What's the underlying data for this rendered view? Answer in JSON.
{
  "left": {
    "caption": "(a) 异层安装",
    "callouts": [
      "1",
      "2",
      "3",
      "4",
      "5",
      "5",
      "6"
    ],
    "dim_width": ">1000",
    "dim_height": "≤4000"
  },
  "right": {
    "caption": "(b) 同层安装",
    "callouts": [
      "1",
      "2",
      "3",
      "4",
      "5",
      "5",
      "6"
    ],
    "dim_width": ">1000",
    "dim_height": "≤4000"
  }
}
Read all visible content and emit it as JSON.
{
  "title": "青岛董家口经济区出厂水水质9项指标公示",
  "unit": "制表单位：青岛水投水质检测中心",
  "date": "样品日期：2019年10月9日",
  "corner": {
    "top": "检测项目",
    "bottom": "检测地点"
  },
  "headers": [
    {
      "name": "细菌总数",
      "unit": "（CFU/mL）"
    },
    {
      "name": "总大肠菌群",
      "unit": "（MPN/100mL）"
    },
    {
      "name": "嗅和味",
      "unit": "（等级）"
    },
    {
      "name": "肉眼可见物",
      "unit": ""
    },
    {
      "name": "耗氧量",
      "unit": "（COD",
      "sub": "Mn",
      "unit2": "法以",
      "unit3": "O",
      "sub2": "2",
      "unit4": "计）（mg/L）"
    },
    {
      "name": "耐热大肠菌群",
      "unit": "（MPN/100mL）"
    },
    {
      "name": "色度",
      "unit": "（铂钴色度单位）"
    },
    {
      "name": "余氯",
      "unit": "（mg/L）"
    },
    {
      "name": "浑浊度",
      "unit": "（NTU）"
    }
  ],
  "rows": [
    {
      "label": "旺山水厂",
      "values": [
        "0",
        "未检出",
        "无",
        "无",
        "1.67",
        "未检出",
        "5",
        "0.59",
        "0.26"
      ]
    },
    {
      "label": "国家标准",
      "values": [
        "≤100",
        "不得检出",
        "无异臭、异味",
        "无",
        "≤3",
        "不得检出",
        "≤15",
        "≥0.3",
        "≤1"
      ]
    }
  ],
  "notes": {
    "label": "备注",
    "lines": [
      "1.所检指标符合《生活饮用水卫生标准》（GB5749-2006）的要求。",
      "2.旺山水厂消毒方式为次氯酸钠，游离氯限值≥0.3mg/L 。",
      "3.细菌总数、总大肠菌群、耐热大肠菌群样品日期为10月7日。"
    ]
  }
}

○ ○ ○

### TASK DIRECTIONS
Of the lines in this listing, report how many contain the string "name", and give the number only.

### OUTPUT FOR THIS TASK
9